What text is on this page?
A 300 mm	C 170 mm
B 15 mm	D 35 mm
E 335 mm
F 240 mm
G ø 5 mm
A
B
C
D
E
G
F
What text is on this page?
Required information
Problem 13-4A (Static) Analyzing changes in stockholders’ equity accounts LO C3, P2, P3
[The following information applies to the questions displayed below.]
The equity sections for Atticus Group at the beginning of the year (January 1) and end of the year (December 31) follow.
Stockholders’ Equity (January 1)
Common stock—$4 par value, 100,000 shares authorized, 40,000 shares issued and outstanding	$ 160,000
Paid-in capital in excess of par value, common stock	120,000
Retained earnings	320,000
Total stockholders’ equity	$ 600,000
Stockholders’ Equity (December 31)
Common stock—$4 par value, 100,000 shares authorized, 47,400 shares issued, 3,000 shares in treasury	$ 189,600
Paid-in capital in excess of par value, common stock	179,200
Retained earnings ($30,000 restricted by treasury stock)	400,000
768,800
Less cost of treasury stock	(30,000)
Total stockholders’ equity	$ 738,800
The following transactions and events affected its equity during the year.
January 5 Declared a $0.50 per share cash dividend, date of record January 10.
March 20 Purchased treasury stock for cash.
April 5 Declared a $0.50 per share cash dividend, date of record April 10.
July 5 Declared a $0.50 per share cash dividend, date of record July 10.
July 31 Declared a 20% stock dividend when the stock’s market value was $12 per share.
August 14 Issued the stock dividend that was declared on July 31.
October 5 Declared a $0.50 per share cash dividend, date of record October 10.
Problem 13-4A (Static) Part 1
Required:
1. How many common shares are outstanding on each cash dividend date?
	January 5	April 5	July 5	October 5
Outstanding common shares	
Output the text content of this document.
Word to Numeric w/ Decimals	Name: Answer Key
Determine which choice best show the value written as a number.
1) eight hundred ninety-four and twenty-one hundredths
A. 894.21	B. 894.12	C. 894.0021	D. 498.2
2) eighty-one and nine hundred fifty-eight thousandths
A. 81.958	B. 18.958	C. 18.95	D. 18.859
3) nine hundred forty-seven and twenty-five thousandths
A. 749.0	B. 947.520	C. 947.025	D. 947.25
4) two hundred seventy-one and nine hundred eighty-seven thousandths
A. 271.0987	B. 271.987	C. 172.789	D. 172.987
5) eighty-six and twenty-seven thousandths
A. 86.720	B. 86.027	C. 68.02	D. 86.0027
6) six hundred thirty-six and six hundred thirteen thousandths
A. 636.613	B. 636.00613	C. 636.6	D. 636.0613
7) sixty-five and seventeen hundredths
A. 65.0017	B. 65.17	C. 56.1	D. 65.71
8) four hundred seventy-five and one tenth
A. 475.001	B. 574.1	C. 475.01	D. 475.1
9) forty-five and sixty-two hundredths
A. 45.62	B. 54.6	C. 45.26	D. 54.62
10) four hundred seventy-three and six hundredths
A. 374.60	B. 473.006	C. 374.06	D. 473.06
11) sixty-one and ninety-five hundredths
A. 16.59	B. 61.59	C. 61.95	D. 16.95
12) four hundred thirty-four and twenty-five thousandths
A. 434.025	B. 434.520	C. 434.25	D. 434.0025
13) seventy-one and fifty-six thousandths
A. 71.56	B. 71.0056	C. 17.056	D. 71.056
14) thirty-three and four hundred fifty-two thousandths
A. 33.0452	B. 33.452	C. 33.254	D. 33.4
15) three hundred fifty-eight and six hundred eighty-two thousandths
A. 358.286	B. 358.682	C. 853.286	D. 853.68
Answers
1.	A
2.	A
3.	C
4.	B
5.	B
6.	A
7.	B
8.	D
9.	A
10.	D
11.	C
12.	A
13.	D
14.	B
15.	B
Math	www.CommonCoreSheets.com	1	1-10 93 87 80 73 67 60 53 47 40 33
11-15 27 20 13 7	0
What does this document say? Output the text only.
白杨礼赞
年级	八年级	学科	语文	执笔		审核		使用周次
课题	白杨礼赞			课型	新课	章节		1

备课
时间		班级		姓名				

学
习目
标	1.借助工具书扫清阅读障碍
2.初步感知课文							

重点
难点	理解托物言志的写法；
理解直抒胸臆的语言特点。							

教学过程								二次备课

The exercise -
Note how many lines in the listing above hold the string "fifty", then give only that figure.

Task answer -
4